Provided data:
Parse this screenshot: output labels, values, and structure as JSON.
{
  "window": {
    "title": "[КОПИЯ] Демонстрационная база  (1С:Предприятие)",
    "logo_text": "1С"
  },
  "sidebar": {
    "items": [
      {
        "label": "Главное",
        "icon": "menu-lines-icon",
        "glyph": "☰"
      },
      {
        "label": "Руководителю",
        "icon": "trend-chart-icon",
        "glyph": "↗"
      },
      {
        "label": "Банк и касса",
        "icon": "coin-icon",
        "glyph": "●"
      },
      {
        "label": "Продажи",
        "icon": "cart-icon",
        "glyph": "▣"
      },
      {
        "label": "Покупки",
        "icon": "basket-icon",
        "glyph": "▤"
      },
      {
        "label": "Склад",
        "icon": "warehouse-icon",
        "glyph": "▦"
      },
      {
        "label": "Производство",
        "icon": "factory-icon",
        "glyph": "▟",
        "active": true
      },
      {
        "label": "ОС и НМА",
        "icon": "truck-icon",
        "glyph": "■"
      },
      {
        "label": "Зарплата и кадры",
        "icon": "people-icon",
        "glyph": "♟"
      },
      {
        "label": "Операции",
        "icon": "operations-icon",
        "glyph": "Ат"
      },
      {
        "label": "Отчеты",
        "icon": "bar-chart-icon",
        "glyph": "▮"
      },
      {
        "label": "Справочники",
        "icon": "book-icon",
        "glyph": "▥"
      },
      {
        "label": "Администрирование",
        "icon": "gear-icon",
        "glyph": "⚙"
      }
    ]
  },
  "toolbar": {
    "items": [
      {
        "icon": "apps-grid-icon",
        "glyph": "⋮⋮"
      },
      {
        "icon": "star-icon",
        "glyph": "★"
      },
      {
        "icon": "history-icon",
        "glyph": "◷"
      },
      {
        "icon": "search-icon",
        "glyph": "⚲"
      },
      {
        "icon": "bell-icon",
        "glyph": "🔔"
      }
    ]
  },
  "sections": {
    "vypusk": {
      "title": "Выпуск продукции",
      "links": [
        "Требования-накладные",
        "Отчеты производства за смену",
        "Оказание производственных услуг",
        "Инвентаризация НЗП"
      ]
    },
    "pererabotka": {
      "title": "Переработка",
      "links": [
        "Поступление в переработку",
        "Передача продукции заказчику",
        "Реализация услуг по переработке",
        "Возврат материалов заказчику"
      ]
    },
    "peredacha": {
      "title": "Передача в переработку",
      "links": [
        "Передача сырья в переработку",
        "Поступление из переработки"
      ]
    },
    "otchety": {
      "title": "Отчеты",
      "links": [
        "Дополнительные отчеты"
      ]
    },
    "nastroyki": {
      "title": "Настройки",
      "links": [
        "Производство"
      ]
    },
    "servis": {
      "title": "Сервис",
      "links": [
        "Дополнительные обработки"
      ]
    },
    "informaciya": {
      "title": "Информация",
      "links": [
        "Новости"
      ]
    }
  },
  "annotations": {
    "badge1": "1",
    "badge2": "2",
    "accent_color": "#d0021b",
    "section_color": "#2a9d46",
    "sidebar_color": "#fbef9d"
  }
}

What the task requires: Take the material above and return all of it exactly.

Exercise response:
Parse this screenshot: output labels, values, and structure as JSON.
{
  "window": {
    "title": "[КОПИЯ] Демонстрационная база  (1С:Предприятие)",
    "logo_text": "1С"
  },
  "sidebar": {
    "items": [
      {
        "label": "Главное",
        "icon": "menu-lines-icon",
        "glyph": "☰"
      },
      {
        "label": "Руководителю",
        "icon": "trend-chart-icon",
        "glyph": "↗"
      },
      {
        "label": "Банк и касса",
        "icon": "coin-icon",
        "glyph": "●"
      },
      {
        "label": "Продажи",
        "icon": "cart-icon",
        "glyph": "▣"
      },
      {
        "label": "Покупки",
        "icon": "basket-icon",
        "glyph": "▤"
      },
      {
        "label": "Склад",
        "icon": "warehouse-icon",
        "glyph": "▦"
      },
      {
        "label": "Производство",
        "icon": "factory-icon",
        "glyph": "▟",
        "active": true
      },
      {
        "label": "ОС и НМА",
        "icon": "truck-icon",
        "glyph": "■"
      },
      {
        "label": "Зарплата и кадры",
        "icon": "people-icon",
        "glyph": "♟"
      },
      {
        "label": "Операции",
        "icon": "operations-icon",
        "glyph": "Ат"
      },
      {
        "label": "Отчеты",
        "icon": "bar-chart-icon",
        "glyph": "▮"
      },
      {
        "label": "Справочники",
        "icon": "book-icon",
        "glyph": "▥"
      },
      {
        "label": "Администрирование",
        "icon": "gear-icon",
        "glyph": "⚙"
      }
    ]
  },
  "toolbar": {
    "items": [
      {
        "icon": "apps-grid-icon",
        "glyph": "⋮⋮"
      },
      {
        "icon": "star-icon",
        "glyph": "★"
      },
      {
        "icon": "history-icon",
        "glyph": "◷"
      },
      {
        "icon": "search-icon",
        "glyph": "⚲"
      },
      {
        "icon": "bell-icon",
        "glyph": "🔔"
      }
    ]
  },
  "sections": {
    "vypusk": {
      "title": "Выпуск продукции",
      "links": [
        "Требования-накладные",
        "Отчеты производства за смену",
        "Оказание производственных услуг",
        "Инвентаризация НЗП"
      ]
    },
    "pererabotka": {
      "title": "Переработка",
      "links": [
        "Поступление в переработку",
        "Передача продукции заказчику",
        "Реализация услуг по переработке",
        "Возврат материалов заказчику"
      ]
    },
    "peredacha": {
      "title": "Передача в переработку",
      "links": [
        "Передача сырья в переработку",
        "Поступление из переработки"
      ]
    },
    "otchety": {
      "title": "Отчеты",
      "links": [
        "Дополнительные отчеты"
      ]
    },
    "nastroyki": {
      "title": "Настройки",
      "links": [
        "Производство"
      ]
    },
    "servis": {
      "title": "Сервис",
      "links": [
        "Дополнительные обработки"
      ]
    },
    "informaciya": {
      "title": "Информация",
      "links": [
        "Новости"
      ]
    }
  },
  "annotations": {
    "badge1": "1",
    "badge2": "2",
    "accent_color": "#d0021b",
    "section_color": "#2a9d46",
    "sidebar_color": "#fbef9d"
  }
}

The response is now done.